## Short exercise
Find the string "frac" in the data, then copy every line where it is found.

Items listed in a dataset:
== == ==
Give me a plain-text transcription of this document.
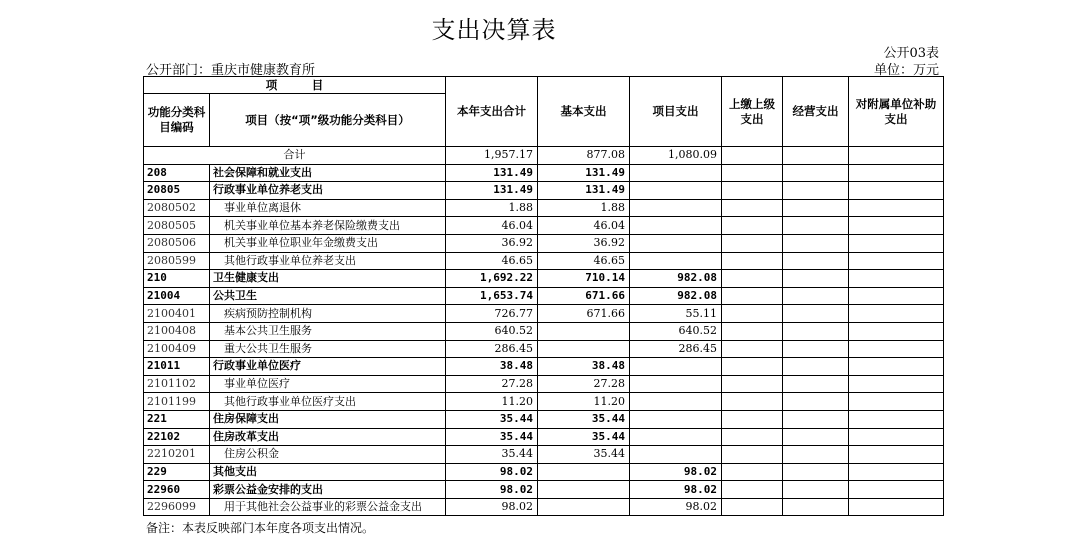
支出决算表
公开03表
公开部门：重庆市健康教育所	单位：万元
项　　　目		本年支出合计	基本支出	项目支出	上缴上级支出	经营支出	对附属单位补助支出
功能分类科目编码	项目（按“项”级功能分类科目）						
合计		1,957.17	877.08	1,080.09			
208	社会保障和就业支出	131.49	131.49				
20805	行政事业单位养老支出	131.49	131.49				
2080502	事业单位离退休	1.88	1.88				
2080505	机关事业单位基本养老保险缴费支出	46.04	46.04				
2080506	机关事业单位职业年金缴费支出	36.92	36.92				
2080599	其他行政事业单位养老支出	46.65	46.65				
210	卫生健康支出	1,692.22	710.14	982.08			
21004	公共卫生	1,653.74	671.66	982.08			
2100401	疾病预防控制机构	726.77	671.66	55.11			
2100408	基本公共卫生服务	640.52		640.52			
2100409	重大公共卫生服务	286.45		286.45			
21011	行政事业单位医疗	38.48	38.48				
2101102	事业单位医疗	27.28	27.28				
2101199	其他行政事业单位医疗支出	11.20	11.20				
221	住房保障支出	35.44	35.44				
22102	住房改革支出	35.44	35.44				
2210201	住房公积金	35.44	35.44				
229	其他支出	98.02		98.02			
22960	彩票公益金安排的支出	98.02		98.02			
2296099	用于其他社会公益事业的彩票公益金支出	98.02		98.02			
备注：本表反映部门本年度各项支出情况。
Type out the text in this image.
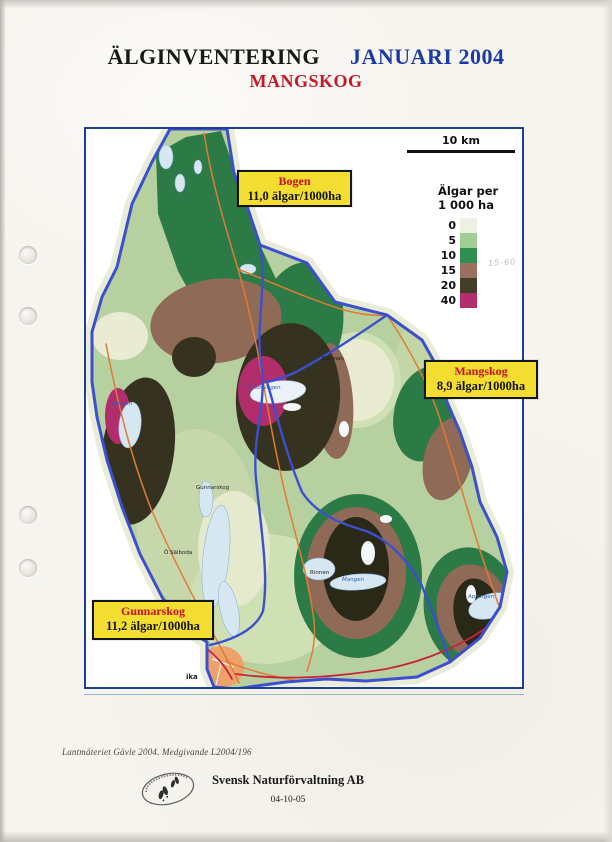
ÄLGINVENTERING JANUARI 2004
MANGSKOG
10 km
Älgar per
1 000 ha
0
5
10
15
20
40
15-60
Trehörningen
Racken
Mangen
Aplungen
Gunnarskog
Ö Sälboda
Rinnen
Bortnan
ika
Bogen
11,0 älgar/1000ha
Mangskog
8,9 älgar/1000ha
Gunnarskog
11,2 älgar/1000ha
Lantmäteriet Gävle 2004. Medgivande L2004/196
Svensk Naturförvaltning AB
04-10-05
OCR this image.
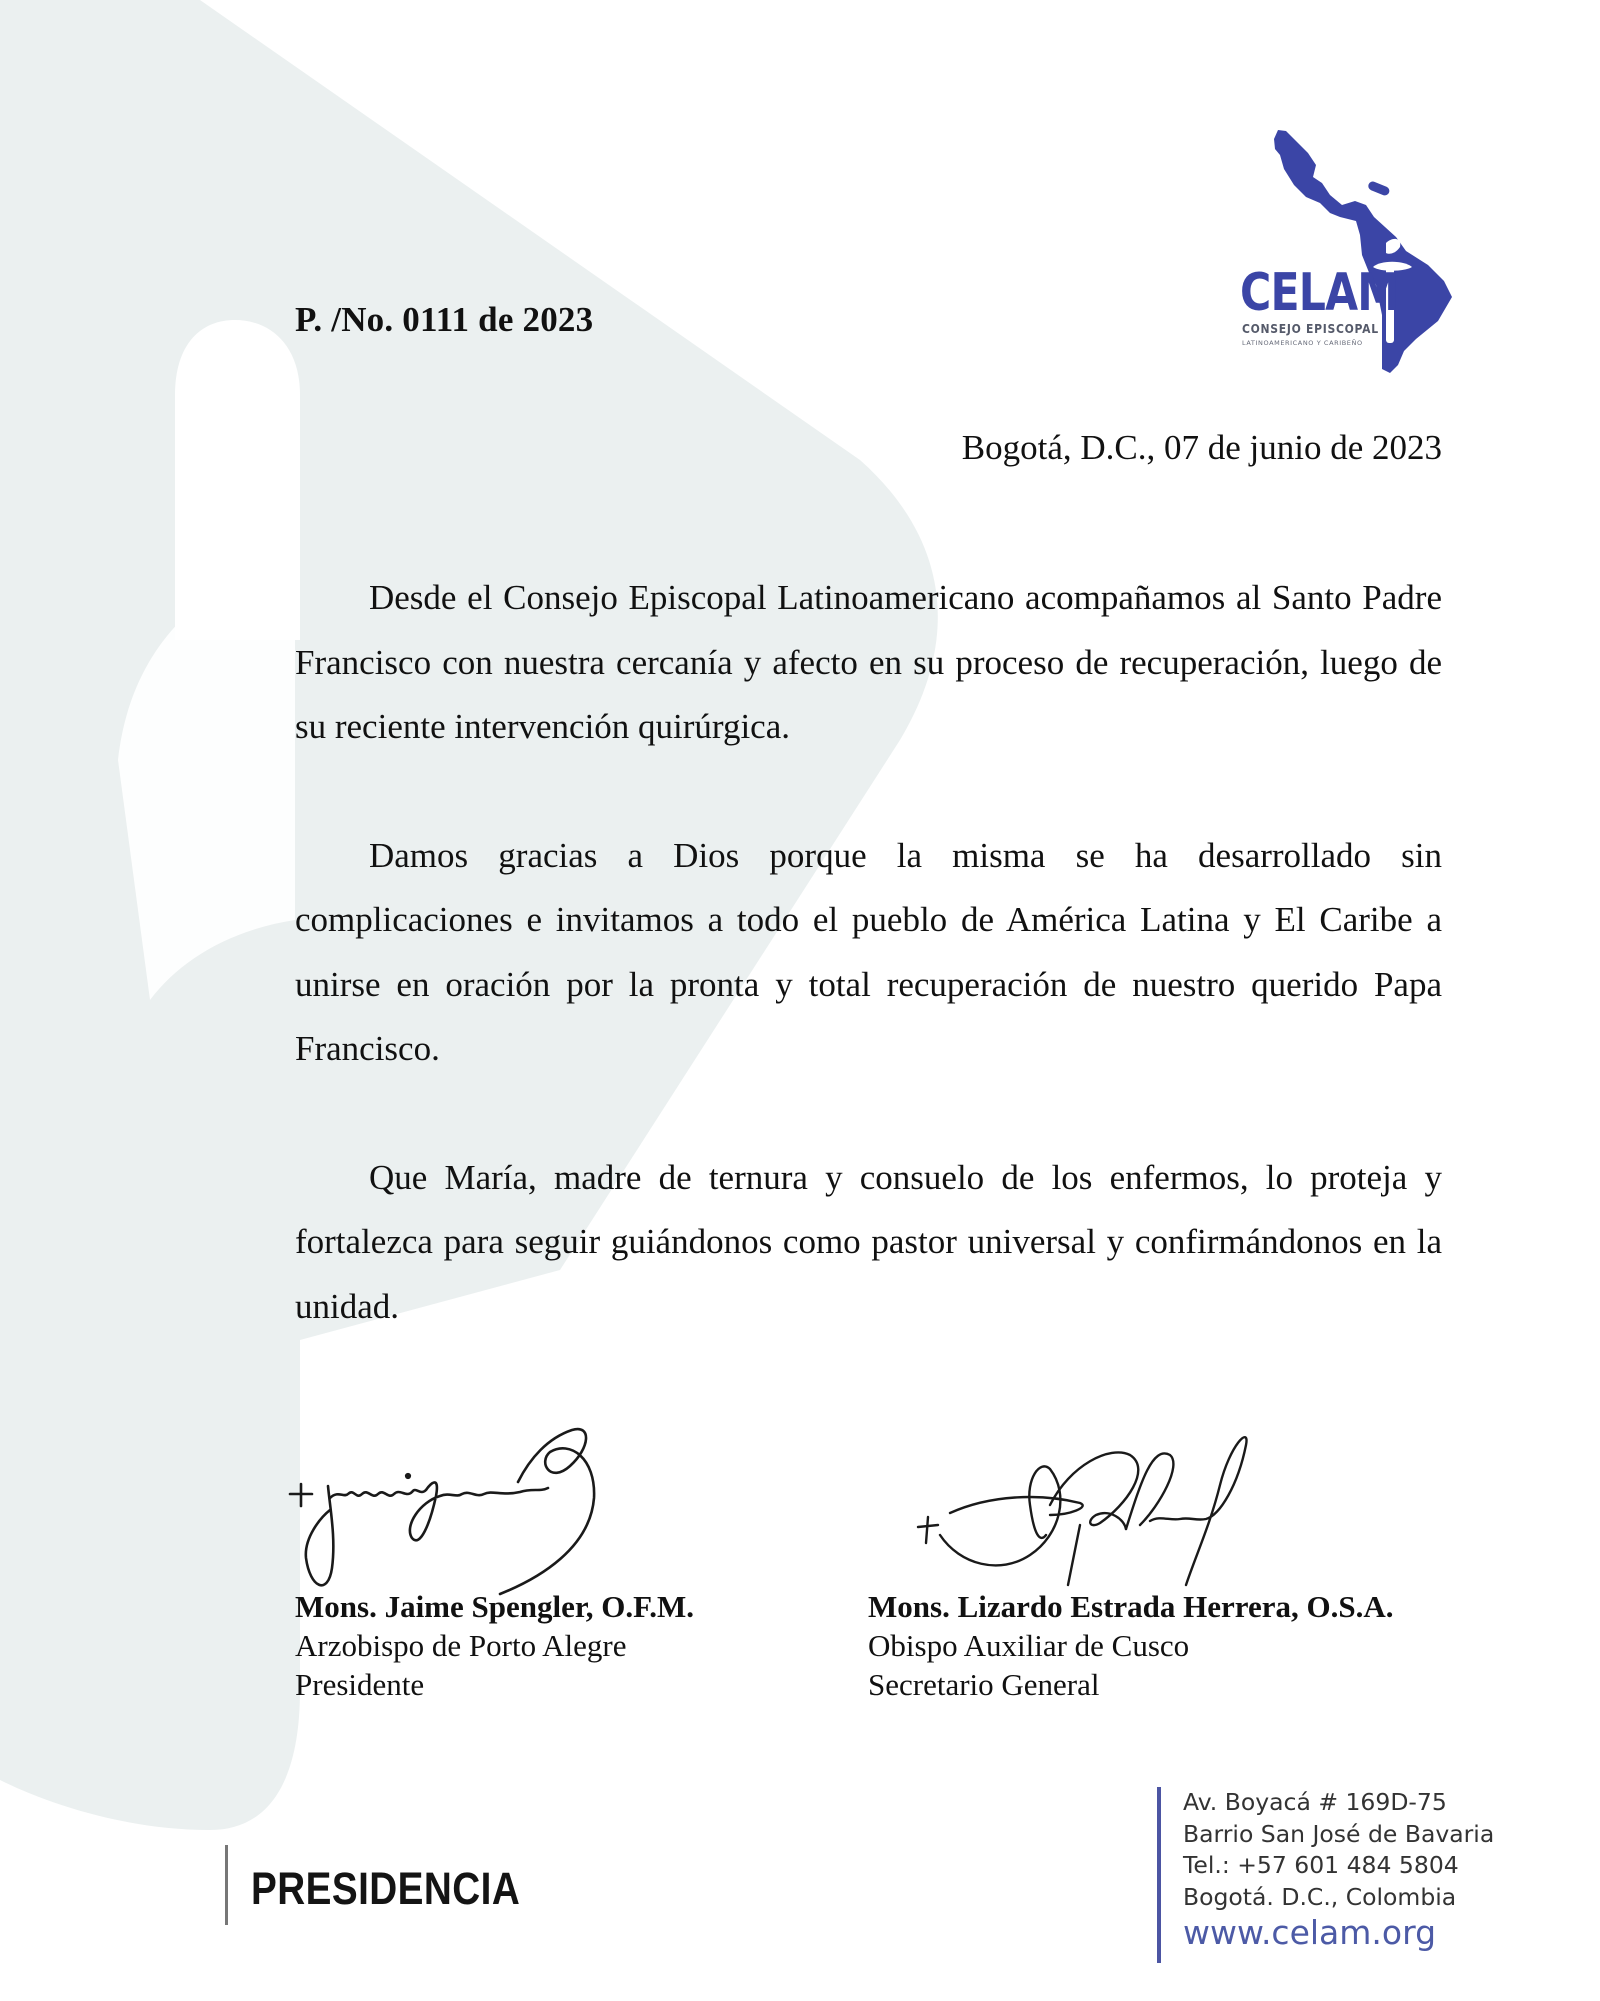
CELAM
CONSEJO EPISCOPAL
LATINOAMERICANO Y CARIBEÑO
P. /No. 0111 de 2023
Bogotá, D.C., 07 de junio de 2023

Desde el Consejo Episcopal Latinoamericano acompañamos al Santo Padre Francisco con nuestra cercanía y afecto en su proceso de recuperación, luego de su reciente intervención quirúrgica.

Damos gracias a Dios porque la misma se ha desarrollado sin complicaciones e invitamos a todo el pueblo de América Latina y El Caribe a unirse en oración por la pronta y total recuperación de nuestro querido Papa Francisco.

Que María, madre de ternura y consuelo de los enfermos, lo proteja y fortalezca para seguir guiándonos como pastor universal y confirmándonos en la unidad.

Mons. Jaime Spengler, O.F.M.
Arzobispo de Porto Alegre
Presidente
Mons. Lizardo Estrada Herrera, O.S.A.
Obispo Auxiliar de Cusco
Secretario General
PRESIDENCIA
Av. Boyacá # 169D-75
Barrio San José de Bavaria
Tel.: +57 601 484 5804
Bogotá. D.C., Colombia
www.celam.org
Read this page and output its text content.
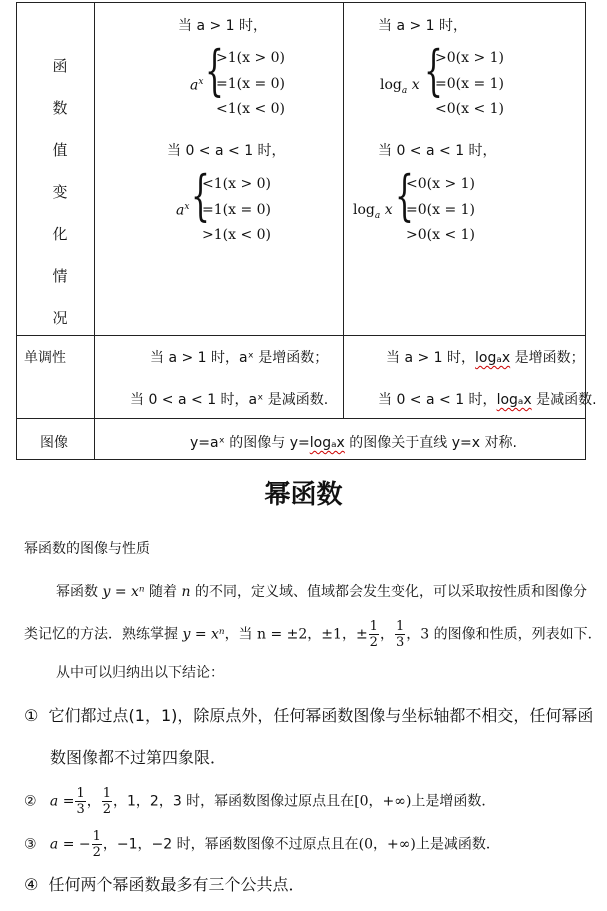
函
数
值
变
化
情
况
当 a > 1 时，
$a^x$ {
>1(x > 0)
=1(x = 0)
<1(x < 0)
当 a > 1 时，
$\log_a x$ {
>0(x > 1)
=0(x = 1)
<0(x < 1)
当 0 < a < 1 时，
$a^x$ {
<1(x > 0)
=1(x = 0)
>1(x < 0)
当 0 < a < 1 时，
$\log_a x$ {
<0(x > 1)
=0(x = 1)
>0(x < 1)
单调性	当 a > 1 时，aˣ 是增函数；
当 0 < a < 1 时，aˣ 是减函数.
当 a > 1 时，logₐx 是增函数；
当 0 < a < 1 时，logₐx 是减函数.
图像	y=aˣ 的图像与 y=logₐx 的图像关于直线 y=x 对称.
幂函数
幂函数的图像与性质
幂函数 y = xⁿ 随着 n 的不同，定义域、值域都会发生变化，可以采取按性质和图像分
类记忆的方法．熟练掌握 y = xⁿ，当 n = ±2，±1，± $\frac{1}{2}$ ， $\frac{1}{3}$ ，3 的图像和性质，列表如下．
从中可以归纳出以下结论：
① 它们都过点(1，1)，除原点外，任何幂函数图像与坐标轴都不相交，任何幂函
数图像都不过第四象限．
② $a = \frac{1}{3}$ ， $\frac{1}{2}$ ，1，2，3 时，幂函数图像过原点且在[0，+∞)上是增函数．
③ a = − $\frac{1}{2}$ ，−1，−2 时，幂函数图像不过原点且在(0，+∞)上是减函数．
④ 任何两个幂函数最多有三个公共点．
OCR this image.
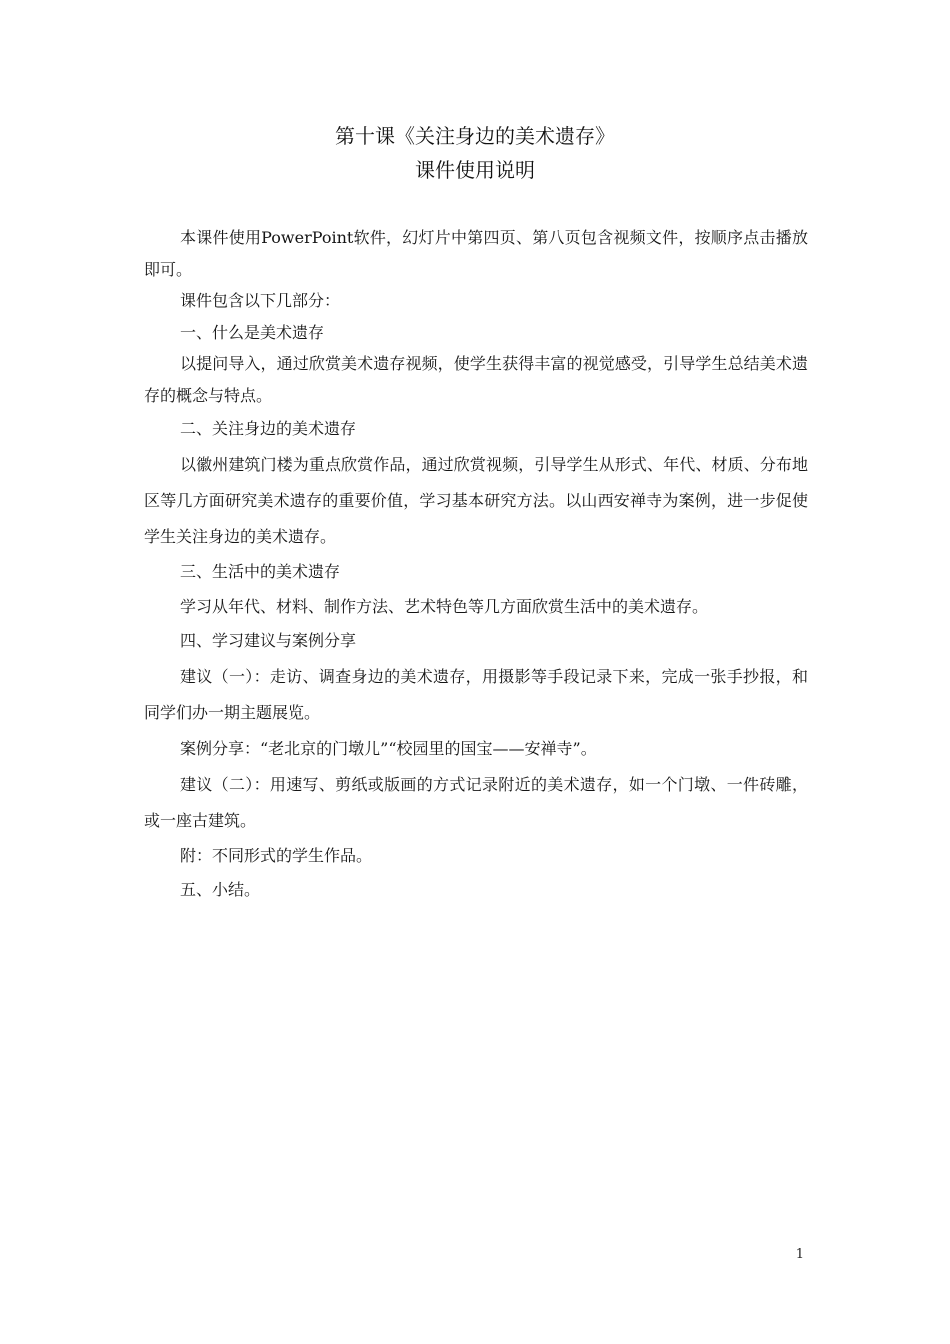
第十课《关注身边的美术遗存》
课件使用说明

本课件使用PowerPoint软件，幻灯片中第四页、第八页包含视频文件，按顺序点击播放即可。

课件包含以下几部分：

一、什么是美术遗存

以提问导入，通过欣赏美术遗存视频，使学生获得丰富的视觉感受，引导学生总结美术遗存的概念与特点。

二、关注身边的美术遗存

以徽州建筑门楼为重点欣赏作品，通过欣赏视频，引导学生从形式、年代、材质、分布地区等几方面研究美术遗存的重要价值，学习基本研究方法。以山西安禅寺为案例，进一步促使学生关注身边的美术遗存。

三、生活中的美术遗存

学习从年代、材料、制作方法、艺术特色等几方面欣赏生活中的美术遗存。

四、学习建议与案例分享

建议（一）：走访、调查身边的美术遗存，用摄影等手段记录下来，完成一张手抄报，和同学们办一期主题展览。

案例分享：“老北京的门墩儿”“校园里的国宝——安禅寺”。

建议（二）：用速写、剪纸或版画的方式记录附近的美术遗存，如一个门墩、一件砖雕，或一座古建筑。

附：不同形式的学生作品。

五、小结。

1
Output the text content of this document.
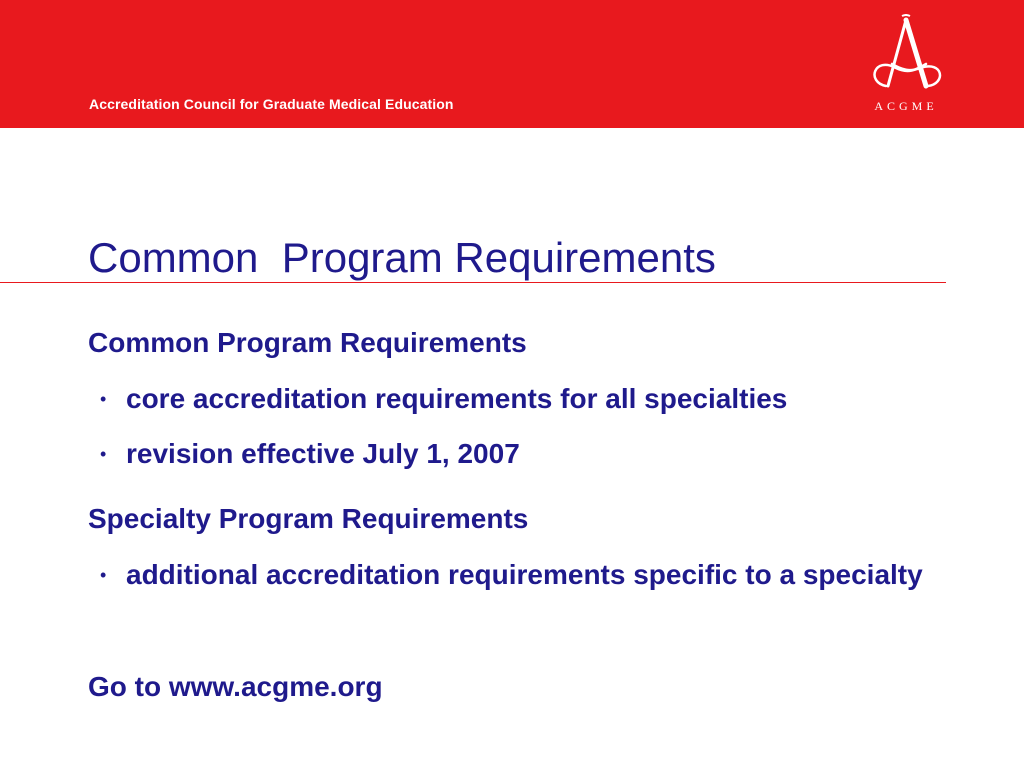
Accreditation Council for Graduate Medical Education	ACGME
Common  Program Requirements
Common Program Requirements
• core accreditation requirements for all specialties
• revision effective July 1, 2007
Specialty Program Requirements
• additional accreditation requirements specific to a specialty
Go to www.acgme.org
== == ==
## Written answer
类记忆的方法．熟练掌握 y = xⁿ，当 n = ±2，±1，± $\frac{1}{2}$ ， $\frac{1}{3}$ ，3 的图像和性质，列表如下．
② $a = \frac{1}{3}$ ， $\frac{1}{2}$ ，1，2，3 时，幂函数图像过原点且在[0，+∞)上是增函数．
③ a = − $\frac{1}{2}$ ，−1，−2 时，幂函数图像不过原点且在(0，+∞)上是减函数．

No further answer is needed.